Stated task |
Repeat every line below exactly as it reads.

Dataset records |

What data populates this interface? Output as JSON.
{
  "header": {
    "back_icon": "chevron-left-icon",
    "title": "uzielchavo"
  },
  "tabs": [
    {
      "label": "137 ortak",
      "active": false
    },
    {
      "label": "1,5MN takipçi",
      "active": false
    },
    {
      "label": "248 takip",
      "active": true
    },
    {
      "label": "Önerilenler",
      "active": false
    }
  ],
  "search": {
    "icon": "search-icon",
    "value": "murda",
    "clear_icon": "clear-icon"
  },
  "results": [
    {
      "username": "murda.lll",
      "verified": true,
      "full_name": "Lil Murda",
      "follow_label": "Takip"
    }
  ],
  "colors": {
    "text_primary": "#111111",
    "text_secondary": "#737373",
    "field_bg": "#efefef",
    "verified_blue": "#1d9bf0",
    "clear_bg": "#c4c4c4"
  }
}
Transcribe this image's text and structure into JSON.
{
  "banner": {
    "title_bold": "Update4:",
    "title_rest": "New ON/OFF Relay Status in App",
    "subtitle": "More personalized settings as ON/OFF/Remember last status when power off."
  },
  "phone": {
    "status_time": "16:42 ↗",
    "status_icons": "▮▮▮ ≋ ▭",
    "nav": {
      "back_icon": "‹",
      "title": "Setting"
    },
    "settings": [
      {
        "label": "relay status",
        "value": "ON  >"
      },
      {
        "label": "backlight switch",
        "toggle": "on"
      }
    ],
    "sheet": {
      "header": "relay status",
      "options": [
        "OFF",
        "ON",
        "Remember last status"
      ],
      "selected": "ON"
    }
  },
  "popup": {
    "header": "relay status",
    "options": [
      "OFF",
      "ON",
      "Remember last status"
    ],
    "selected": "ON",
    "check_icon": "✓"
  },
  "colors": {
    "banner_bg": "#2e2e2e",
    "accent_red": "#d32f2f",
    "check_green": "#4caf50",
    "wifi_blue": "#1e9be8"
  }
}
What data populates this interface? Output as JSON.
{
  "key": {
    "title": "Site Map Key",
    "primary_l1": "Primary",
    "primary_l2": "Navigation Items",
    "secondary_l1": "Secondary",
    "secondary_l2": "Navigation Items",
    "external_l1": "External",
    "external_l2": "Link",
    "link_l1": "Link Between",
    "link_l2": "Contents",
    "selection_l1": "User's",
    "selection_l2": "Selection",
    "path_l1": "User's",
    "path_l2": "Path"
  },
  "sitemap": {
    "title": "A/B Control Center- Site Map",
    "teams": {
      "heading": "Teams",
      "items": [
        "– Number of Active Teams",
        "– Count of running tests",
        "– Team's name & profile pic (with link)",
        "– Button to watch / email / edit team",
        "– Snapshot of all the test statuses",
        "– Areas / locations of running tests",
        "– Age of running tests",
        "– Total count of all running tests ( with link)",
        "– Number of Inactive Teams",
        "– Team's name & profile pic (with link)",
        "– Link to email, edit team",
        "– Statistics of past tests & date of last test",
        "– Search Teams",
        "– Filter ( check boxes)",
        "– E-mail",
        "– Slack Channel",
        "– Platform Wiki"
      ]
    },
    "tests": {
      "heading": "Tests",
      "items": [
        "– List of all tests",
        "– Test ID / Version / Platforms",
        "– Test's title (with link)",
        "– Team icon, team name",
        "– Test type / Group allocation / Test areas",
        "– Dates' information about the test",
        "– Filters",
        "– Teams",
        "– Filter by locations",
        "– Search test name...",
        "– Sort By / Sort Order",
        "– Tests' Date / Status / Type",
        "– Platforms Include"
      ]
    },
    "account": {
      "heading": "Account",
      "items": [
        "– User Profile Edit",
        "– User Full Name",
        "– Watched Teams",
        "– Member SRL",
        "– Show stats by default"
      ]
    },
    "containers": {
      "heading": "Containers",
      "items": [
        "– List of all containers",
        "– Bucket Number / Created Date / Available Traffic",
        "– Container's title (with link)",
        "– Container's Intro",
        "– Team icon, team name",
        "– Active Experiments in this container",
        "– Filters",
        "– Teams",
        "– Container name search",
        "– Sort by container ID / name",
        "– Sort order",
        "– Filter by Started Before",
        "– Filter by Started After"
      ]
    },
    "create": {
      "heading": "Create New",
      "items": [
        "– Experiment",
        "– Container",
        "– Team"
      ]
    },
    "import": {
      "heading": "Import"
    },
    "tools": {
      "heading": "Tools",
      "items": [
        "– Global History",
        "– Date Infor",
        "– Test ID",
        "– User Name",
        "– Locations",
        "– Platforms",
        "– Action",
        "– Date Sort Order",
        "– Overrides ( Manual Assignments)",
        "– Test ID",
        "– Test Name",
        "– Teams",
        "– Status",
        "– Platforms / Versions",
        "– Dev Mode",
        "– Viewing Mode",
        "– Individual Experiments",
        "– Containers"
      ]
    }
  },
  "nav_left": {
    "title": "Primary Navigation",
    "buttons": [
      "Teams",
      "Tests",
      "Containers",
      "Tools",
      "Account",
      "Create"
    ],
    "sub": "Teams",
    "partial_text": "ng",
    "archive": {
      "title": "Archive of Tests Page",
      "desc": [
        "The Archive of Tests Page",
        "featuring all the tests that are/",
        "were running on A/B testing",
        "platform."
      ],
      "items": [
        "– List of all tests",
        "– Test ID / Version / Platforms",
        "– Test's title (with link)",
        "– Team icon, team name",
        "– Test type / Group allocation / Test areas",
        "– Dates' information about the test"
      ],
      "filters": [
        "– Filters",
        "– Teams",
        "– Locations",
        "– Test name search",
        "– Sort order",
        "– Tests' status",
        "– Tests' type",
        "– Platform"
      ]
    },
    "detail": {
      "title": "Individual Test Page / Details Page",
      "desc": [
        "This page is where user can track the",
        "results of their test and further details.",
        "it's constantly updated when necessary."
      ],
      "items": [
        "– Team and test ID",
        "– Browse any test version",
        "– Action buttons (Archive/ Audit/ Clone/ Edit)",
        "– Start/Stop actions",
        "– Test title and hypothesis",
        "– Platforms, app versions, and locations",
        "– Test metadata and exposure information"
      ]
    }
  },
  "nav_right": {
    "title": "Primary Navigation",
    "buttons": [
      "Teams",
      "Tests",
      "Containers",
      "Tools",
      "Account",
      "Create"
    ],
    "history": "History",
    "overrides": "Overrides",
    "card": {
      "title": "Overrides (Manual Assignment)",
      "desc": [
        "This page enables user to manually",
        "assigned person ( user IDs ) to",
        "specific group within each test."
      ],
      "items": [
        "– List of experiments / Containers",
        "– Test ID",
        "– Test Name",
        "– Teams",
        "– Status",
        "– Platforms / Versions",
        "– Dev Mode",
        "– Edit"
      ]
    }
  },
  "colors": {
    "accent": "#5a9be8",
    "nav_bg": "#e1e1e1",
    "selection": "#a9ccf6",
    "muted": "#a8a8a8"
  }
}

Response to this task |
What data populates this interface? Output as JSON.
{
  "header": {
    "back_icon": "chevron-left-icon",
    "title": "uzielchavo"
  },
  "tabs": [
    {
      "label": "137 ortak",
      "active": false
    },
    {
      "label": "1,5MN takipçi",
      "active": false
    },
    {
      "label": "248 takip",
      "active": true
    },
    {
      "label": "Önerilenler",
      "active": false
    }
  ],
  "search": {
    "icon": "search-icon",
    "value": "murda",
    "clear_icon": "clear-icon"
  },
  "results": [
    {
      "username": "murda.lll",
      "verified": true,
      "full_name": "Lil Murda",
      "follow_label": "Takip"
    }
  ],
  "colors": {
    "text_primary": "#111111",
    "text_secondary": "#737373",
    "field_bg": "#efefef",
    "verified_blue": "#1d9bf0",
    "clear_bg": "#c4c4c4"
  }
}
Transcribe this image's text and structure into JSON.
{
  "banner": {
    "title_bold": "Update4:",
    "title_rest": "New ON/OFF Relay Status in App",
    "subtitle": "More personalized settings as ON/OFF/Remember last status when power off."
  },
  "phone": {
    "status_time": "16:42 ↗",
    "status_icons": "▮▮▮ ≋ ▭",
    "nav": {
      "back_icon": "‹",
      "title": "Setting"
    },
    "settings": [
      {
        "label": "relay status",
        "value": "ON  >"
      },
      {
        "label": "backlight switch",
        "toggle": "on"
      }
    ],
    "sheet": {
      "header": "relay status",
      "options": [
        "OFF",
        "ON",
        "Remember last status"
      ],
      "selected": "ON"
    }
  },
  "popup": {
    "header": "relay status",
    "options": [
      "OFF",
      "ON",
      "Remember last status"
    ],
    "selected": "ON",
    "check_icon": "✓"
  },
  "colors": {
    "banner_bg": "#2e2e2e",
    "accent_red": "#d32f2f",
    "check_green": "#4caf50",
    "wifi_blue": "#1e9be8"
  }
}
What data populates this interface? Output as JSON.
{
  "key": {
    "title": "Site Map Key",
    "primary_l1": "Primary",
    "primary_l2": "Navigation Items",
    "secondary_l1": "Secondary",
    "secondary_l2": "Navigation Items",
    "external_l1": "External",
    "external_l2": "Link",
    "link_l1": "Link Between",
    "link_l2": "Contents",
    "selection_l1": "User's",
    "selection_l2": "Selection",
    "path_l1": "User's",
    "path_l2": "Path"
  },
  "sitemap": {
    "title": "A/B Control Center- Site Map",
    "teams": {
      "heading": "Teams",
      "items": [
        "– Number of Active Teams",
        "– Count of running tests",
        "– Team's name & profile pic (with link)",
        "– Button to watch / email / edit team",
        "– Snapshot of all the test statuses",
        "– Areas / locations of running tests",
        "– Age of running tests",
        "– Total count of all running tests ( with link)",
        "– Number of Inactive Teams",
        "– Team's name & profile pic (with link)",
        "– Link to email, edit team",
        "– Statistics of past tests & date of last test",
        "– Search Teams",
        "– Filter ( check boxes)",
        "– E-mail",
        "– Slack Channel",
        "– Platform Wiki"
      ]
    },
    "tests": {
      "heading": "Tests",
      "items": [
        "– List of all tests",
        "– Test ID / Version / Platforms",
        "– Test's title (with link)",
        "– Team icon, team name",
        "– Test type / Group allocation / Test areas",
        "– Dates' information about the test",
        "– Filters",
        "– Teams",
        "– Filter by locations",
        "– Search test name...",
        "– Sort By / Sort Order",
        "– Tests' Date / Status / Type",
        "– Platforms Include"
      ]
    },
    "account": {
      "heading": "Account",
      "items": [
        "– User Profile Edit",
        "– User Full Name",
        "– Watched Teams",
        "– Member SRL",
        "– Show stats by default"
      ]
    },
    "containers": {
      "heading": "Containers",
      "items": [
        "– List of all containers",
        "– Bucket Number / Created Date / Available Traffic",
        "– Container's title (with link)",
        "– Container's Intro",
        "– Team icon, team name",
        "– Active Experiments in this container",
        "– Filters",
        "– Teams",
        "– Container name search",
        "– Sort by container ID / name",
        "– Sort order",
        "– Filter by Started Before",
        "– Filter by Started After"
      ]
    },
    "create": {
      "heading": "Create New",
      "items": [
        "– Experiment",
        "– Container",
        "– Team"
      ]
    },
    "import": {
      "heading": "Import"
    },
    "tools": {
      "heading": "Tools",
      "items": [
        "– Global History",
        "– Date Infor",
        "– Test ID",
        "– User Name",
        "– Locations",
        "– Platforms",
        "– Action",
        "– Date Sort Order",
        "– Overrides ( Manual Assignments)",
        "– Test ID",
        "– Test Name",
        "– Teams",
        "– Status",
        "– Platforms / Versions",
        "– Dev Mode",
        "– Viewing Mode",
        "– Individual Experiments",
        "– Containers"
      ]
    }
  },
  "nav_left": {
    "title": "Primary Navigation",
    "buttons": [
      "Teams",
      "Tests",
      "Containers",
      "Tools",
      "Account",
      "Create"
    ],
    "sub": "Teams",
    "partial_text": "ng",
    "archive": {
      "title": "Archive of Tests Page",
      "desc": [
        "The Archive of Tests Page",
        "featuring all the tests that are/",
        "were running on A/B testing",
        "platform."
      ],
      "items": [
        "– List of all tests",
        "– Test ID / Version / Platforms",
        "– Test's title (with link)",
        "– Team icon, team name",
        "– Test type / Group allocation / Test areas",
        "– Dates' information about the test"
      ],
      "filters": [
        "– Filters",
        "– Teams",
        "– Locations",
        "– Test name search",
        "– Sort order",
        "– Tests' status",
        "– Tests' type",
        "– Platform"
      ]
    },
    "detail": {
      "title": "Individual Test Page / Details Page",
      "desc": [
        "This page is where user can track the",
        "results of their test and further details.",
        "it's constantly updated when necessary."
      ],
      "items": [
        "– Team and test ID",
        "– Browse any test version",
        "– Action buttons (Archive/ Audit/ Clone/ Edit)",
        "– Start/Stop actions",
        "– Test title and hypothesis",
        "– Platforms, app versions, and locations",
        "– Test metadata and exposure information"
      ]
    }
  },
  "nav_right": {
    "title": "Primary Navigation",
    "buttons": [
      "Teams",
      "Tests",
      "Containers",
      "Tools",
      "Account",
      "Create"
    ],
    "history": "History",
    "overrides": "Overrides",
    "card": {
      "title": "Overrides (Manual Assignment)",
      "desc": [
        "This page enables user to manually",
        "assigned person ( user IDs ) to",
        "specific group within each test."
      ],
      "items": [
        "– List of experiments / Containers",
        "– Test ID",
        "– Test Name",
        "– Teams",
        "– Status",
        "– Platforms / Versions",
        "– Dev Mode",
        "– Edit"
      ]
    }
  },
  "colors": {
    "accent": "#5a9be8",
    "nav_bg": "#e1e1e1",
    "selection": "#a9ccf6",
    "muted": "#a8a8a8"
  }
}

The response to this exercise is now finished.